• _WHAT YOU ARE ASKED TO DO_
Leave out the pictures and transcribe everything else exactly.

——————————

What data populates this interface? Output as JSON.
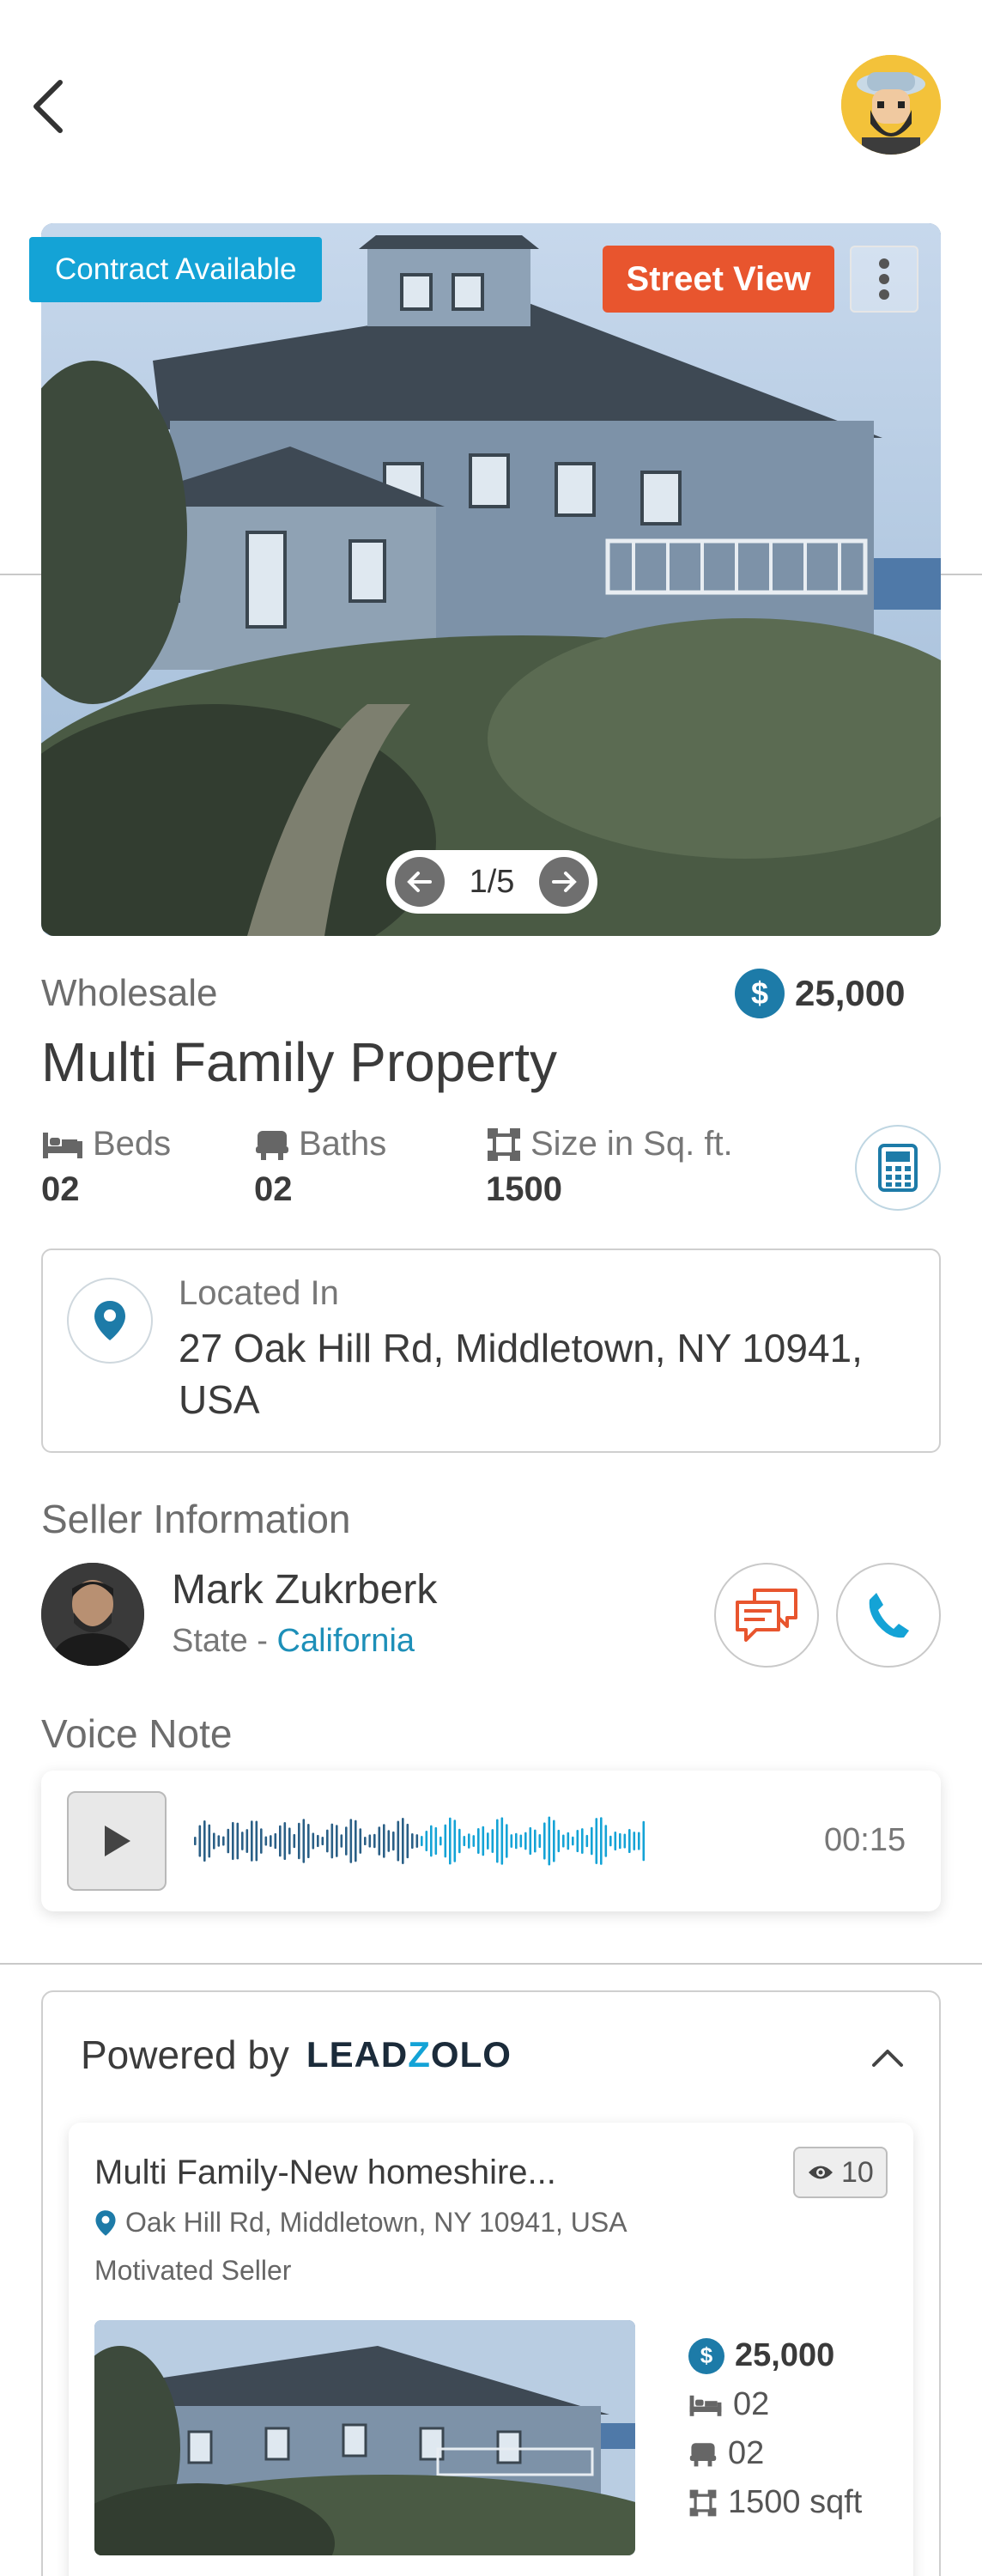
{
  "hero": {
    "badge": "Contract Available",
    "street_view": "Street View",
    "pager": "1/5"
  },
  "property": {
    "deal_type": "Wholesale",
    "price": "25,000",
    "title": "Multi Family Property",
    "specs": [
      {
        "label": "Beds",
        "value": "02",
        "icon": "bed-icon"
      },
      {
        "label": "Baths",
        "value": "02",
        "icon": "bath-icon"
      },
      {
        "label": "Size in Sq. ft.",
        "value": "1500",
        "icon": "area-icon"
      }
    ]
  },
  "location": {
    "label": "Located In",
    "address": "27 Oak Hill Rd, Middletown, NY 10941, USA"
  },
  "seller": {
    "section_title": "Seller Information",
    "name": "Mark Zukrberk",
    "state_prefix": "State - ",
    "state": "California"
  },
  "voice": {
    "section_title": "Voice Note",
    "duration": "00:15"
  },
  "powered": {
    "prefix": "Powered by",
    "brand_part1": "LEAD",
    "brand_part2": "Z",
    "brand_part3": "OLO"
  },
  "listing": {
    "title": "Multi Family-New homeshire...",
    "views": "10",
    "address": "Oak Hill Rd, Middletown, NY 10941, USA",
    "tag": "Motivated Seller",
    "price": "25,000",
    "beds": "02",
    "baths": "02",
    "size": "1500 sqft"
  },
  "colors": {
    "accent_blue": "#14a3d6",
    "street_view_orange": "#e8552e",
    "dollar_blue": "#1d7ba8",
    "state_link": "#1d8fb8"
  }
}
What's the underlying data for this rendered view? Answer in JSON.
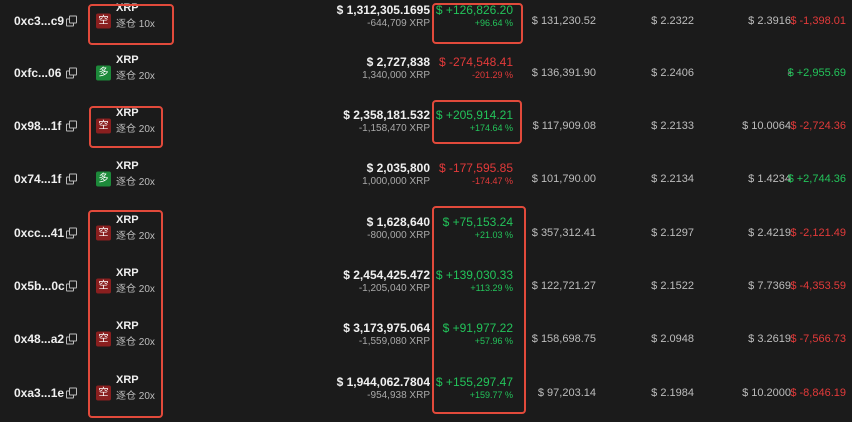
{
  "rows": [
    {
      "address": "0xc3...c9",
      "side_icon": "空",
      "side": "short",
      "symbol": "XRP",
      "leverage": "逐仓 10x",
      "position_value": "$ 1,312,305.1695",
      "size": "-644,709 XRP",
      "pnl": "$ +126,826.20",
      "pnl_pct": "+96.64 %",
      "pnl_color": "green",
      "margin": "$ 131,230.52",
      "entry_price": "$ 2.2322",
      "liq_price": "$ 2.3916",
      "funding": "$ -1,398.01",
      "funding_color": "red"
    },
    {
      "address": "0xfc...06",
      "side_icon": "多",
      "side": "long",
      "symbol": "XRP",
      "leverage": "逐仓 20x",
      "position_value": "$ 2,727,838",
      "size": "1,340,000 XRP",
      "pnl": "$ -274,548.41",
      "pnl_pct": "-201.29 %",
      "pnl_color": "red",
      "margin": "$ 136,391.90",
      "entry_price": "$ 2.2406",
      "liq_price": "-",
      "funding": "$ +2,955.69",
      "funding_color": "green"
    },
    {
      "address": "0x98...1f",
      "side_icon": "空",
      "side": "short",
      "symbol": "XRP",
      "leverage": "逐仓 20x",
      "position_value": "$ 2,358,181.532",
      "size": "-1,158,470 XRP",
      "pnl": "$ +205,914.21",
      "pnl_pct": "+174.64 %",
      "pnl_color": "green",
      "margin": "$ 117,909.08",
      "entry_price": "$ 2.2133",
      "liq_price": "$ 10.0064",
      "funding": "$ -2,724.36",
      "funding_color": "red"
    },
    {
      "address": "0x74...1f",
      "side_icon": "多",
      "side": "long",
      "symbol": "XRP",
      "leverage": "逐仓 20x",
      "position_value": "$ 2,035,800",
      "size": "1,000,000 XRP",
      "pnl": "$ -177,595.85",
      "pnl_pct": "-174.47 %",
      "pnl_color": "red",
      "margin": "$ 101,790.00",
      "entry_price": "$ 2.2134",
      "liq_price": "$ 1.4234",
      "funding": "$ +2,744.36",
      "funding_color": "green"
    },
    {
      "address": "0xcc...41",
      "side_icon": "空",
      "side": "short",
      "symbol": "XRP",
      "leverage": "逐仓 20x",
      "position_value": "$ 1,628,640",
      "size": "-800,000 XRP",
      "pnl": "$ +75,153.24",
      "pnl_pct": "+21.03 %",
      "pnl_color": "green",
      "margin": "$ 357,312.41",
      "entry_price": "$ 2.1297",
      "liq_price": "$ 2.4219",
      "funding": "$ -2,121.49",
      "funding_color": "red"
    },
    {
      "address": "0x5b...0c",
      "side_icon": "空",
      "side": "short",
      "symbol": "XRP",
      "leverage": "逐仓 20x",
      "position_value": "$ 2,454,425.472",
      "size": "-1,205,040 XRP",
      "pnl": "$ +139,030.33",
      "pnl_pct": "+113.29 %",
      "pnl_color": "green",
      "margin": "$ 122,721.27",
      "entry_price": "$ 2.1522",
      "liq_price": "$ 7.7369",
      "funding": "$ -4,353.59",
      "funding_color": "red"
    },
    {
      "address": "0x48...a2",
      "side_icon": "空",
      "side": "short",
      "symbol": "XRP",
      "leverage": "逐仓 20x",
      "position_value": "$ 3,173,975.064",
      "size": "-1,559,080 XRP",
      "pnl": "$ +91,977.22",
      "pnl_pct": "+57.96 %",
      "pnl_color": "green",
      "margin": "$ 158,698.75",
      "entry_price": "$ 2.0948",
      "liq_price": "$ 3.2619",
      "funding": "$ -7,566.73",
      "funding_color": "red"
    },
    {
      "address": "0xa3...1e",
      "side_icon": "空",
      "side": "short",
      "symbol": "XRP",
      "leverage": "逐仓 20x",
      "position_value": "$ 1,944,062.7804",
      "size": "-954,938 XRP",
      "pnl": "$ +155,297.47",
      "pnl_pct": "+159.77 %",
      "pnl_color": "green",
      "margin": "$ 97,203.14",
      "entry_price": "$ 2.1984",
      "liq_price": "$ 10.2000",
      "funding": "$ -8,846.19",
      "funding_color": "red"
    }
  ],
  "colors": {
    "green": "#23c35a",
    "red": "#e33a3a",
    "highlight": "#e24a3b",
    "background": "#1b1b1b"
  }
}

——————————

• _FULL RESPONSE_
What data populates this interface? Output as JSON.
{
  "hero": {
    "badge": "Contract Available",
    "street_view": "Street View",
    "pager": "1/5"
  },
  "property": {
    "deal_type": "Wholesale",
    "price": "25,000",
    "title": "Multi Family Property",
    "specs": [
      {
        "label": "Beds",
        "value": "02",
        "icon": "bed-icon"
      },
      {
        "label": "Baths",
        "value": "02",
        "icon": "bath-icon"
      },
      {
        "label": "Size in Sq. ft.",
        "value": "1500",
        "icon": "area-icon"
      }
    ]
  },
  "location": {
    "label": "Located In",
    "address": "27 Oak Hill Rd, Middletown, NY 10941, USA"
  },
  "seller": {
    "section_title": "Seller Information",
    "name": "Mark Zukrberk",
    "state_prefix": "State - ",
    "state": "California"
  },
  "voice": {
    "section_title": "Voice Note",
    "duration": "00:15"
  },
  "powered": {
    "prefix": "Powered by",
    "brand_part1": "LEAD",
    "brand_part2": "Z",
    "brand_part3": "OLO"
  },
  "listing": {
    "title": "Multi Family-New homeshire...",
    "views": "10",
    "address": "Oak Hill Rd, Middletown, NY 10941, USA",
    "tag": "Motivated Seller",
    "price": "25,000",
    "beds": "02",
    "baths": "02",
    "size": "1500 sqft"
  },
  "colors": {
    "accent_blue": "#14a3d6",
    "street_view_orange": "#e8552e",
    "dollar_blue": "#1d7ba8",
    "state_link": "#1d8fb8"
  }
}
What's the underlying data for this rendered view? Answer in JSON.
{
  "rows": [
    {
      "address": "0xc3...c9",
      "side_icon": "空",
      "side": "short",
      "symbol": "XRP",
      "leverage": "逐仓 10x",
      "position_value": "$ 1,312,305.1695",
      "size": "-644,709 XRP",
      "pnl": "$ +126,826.20",
      "pnl_pct": "+96.64 %",
      "pnl_color": "green",
      "margin": "$ 131,230.52",
      "entry_price": "$ 2.2322",
      "liq_price": "$ 2.3916",
      "funding": "$ -1,398.01",
      "funding_color": "red"
    },
    {
      "address": "0xfc...06",
      "side_icon": "多",
      "side": "long",
      "symbol": "XRP",
      "leverage": "逐仓 20x",
      "position_value": "$ 2,727,838",
      "size": "1,340,000 XRP",
      "pnl": "$ -274,548.41",
      "pnl_pct": "-201.29 %",
      "pnl_color": "red",
      "margin": "$ 136,391.90",
      "entry_price": "$ 2.2406",
      "liq_price": "-",
      "funding": "$ +2,955.69",
      "funding_color": "green"
    },
    {
      "address": "0x98...1f",
      "side_icon": "空",
      "side": "short",
      "symbol": "XRP",
      "leverage": "逐仓 20x",
      "position_value": "$ 2,358,181.532",
      "size": "-1,158,470 XRP",
      "pnl": "$ +205,914.21",
      "pnl_pct": "+174.64 %",
      "pnl_color": "green",
      "margin": "$ 117,909.08",
      "entry_price": "$ 2.2133",
      "liq_price": "$ 10.0064",
      "funding": "$ -2,724.36",
      "funding_color": "red"
    },
    {
      "address": "0x74...1f",
      "side_icon": "多",
      "side": "long",
      "symbol": "XRP",
      "leverage": "逐仓 20x",
      "position_value": "$ 2,035,800",
      "size": "1,000,000 XRP",
      "pnl": "$ -177,595.85",
      "pnl_pct": "-174.47 %",
      "pnl_color": "red",
      "margin": "$ 101,790.00",
      "entry_price": "$ 2.2134",
      "liq_price": "$ 1.4234",
      "funding": "$ +2,744.36",
      "funding_color": "green"
    },
    {
      "address": "0xcc...41",
      "side_icon": "空",
      "side": "short",
      "symbol": "XRP",
      "leverage": "逐仓 20x",
      "position_value": "$ 1,628,640",
      "size": "-800,000 XRP",
      "pnl": "$ +75,153.24",
      "pnl_pct": "+21.03 %",
      "pnl_color": "green",
      "margin": "$ 357,312.41",
      "entry_price": "$ 2.1297",
      "liq_price": "$ 2.4219",
      "funding": "$ -2,121.49",
      "funding_color": "red"
    },
    {
      "address": "0x5b...0c",
      "side_icon": "空",
      "side": "short",
      "symbol": "XRP",
      "leverage": "逐仓 20x",
      "position_value": "$ 2,454,425.472",
      "size": "-1,205,040 XRP",
      "pnl": "$ +139,030.33",
      "pnl_pct": "+113.29 %",
      "pnl_color": "green",
      "margin": "$ 122,721.27",
      "entry_price": "$ 2.1522",
      "liq_price": "$ 7.7369",
      "funding": "$ -4,353.59",
      "funding_color": "red"
    },
    {
      "address": "0x48...a2",
      "side_icon": "空",
      "side": "short",
      "symbol": "XRP",
      "leverage": "逐仓 20x",
      "position_value": "$ 3,173,975.064",
      "size": "-1,559,080 XRP",
      "pnl": "$ +91,977.22",
      "pnl_pct": "+57.96 %",
      "pnl_color": "green",
      "margin": "$ 158,698.75",
      "entry_price": "$ 2.0948",
      "liq_price": "$ 3.2619",
      "funding": "$ -7,566.73",
      "funding_color": "red"
    },
    {
      "address": "0xa3...1e",
      "side_icon": "空",
      "side": "short",
      "symbol": "XRP",
      "leverage": "逐仓 20x",
      "position_value": "$ 1,944,062.7804",
      "size": "-954,938 XRP",
      "pnl": "$ +155,297.47",
      "pnl_pct": "+159.77 %",
      "pnl_color": "green",
      "margin": "$ 97,203.14",
      "entry_price": "$ 2.1984",
      "liq_price": "$ 10.2000",
      "funding": "$ -8,846.19",
      "funding_color": "red"
    }
  ],
  "colors": {
    "green": "#23c35a",
    "red": "#e33a3a",
    "highlight": "#e24a3b",
    "background": "#1b1b1b"
  }
}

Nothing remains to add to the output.